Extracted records
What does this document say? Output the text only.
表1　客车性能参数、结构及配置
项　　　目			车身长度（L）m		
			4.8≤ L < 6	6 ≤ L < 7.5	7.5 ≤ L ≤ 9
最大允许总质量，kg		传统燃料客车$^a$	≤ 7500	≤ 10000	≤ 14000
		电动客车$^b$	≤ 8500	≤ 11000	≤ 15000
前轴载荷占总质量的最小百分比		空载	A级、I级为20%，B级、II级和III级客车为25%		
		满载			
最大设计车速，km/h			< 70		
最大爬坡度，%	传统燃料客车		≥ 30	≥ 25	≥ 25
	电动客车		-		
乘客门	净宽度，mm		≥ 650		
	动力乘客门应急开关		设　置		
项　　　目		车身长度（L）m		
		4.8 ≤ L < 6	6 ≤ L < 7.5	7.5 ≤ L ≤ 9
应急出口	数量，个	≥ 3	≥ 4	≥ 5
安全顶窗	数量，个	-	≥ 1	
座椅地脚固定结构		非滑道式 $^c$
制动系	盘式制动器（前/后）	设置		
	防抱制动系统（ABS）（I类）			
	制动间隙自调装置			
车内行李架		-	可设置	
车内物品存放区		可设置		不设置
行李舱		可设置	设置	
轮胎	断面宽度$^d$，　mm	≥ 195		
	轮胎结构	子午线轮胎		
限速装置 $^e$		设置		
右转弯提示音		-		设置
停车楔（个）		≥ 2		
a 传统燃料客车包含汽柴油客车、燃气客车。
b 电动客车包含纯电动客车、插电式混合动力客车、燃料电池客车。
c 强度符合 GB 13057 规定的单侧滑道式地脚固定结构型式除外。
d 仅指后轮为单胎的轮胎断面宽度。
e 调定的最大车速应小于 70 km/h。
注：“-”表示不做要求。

*Do this*. Repeat all the entries word for word.

*Output of the exercise*.
What does this document say? Output the text only.
表1　客车性能参数、结构及配置
项　　　目			车身长度（L）m		
			4.8≤ L < 6	6 ≤ L < 7.5	7.5 ≤ L ≤ 9
最大允许总质量，kg		传统燃料客车$^a$	≤ 7500	≤ 10000	≤ 14000
		电动客车$^b$	≤ 8500	≤ 11000	≤ 15000
前轴载荷占总质量的最小百分比		空载	A级、I级为20%，B级、II级和III级客车为25%		
		满载			
最大设计车速，km/h			< 70		
最大爬坡度，%	传统燃料客车		≥ 30	≥ 25	≥ 25
	电动客车		-		
乘客门	净宽度，mm		≥ 650		
	动力乘客门应急开关		设　置		
项　　　目		车身长度（L）m		
		4.8 ≤ L < 6	6 ≤ L < 7.5	7.5 ≤ L ≤ 9
应急出口	数量，个	≥ 3	≥ 4	≥ 5
安全顶窗	数量，个	-	≥ 1	
座椅地脚固定结构		非滑道式 $^c$
制动系	盘式制动器（前/后）	设置		
	防抱制动系统（ABS）（I类）			
	制动间隙自调装置			
车内行李架		-	可设置	
车内物品存放区		可设置		不设置
行李舱		可设置	设置	
轮胎	断面宽度$^d$，　mm	≥ 195		
	轮胎结构	子午线轮胎		
限速装置 $^e$		设置		
右转弯提示音		-		设置
停车楔（个）		≥ 2		
a 传统燃料客车包含汽柴油客车、燃气客车。
b 电动客车包含纯电动客车、插电式混合动力客车、燃料电池客车。
c 强度符合 GB 13057 规定的单侧滑道式地脚固定结构型式除外。
d 仅指后轮为单胎的轮胎断面宽度。
e 调定的最大车速应小于 70 km/h。
注：“-”表示不做要求。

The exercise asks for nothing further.